> _WHAT IS NEEDED_
Repeat each entry in full, exactly.

> _DATASET ROWS_
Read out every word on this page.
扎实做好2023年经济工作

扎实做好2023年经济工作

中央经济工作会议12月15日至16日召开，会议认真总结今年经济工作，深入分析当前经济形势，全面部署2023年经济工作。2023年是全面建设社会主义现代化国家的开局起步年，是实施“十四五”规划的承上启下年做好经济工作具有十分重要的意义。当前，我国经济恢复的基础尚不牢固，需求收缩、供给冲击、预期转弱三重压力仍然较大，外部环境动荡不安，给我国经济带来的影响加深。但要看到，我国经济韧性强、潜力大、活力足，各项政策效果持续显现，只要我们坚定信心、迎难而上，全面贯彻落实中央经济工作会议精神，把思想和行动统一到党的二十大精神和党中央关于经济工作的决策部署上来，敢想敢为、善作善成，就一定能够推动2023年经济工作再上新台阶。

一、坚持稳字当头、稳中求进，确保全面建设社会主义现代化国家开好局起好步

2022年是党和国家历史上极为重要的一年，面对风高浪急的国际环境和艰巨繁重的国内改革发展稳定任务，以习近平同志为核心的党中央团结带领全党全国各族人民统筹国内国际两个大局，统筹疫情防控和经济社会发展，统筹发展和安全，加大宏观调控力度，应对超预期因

> _OUTPUT OF THE TASK_
Read out every word on this page.
扎实做好2023年经济工作

扎实做好2023年经济工作

中央经济工作会议12月15日至16日召开，会议认真总结今年经济工作，深入分析当前经济形势，全面部署2023年经济工作。2023年是全面建设社会主义现代化国家的开局起步年，是实施“十四五”规划的承上启下年做好经济工作具有十分重要的意义。当前，我国经济恢复的基础尚不牢固，需求收缩、供给冲击、预期转弱三重压力仍然较大，外部环境动荡不安，给我国经济带来的影响加深。但要看到，我国经济韧性强、潜力大、活力足，各项政策效果持续显现，只要我们坚定信心、迎难而上，全面贯彻落实中央经济工作会议精神，把思想和行动统一到党的二十大精神和党中央关于经济工作的决策部署上来，敢想敢为、善作善成，就一定能够推动2023年经济工作再上新台阶。

一、坚持稳字当头、稳中求进，确保全面建设社会主义现代化国家开好局起好步

2022年是党和国家历史上极为重要的一年，面对风高浪急的国际环境和艰巨繁重的国内改革发展稳定任务，以习近平同志为核心的党中央团结带领全党全国各族人民统筹国内国际两个大局，统筹疫情防控和经济社会发展，统筹发展和安全，加大宏观调控力度，应对超预期因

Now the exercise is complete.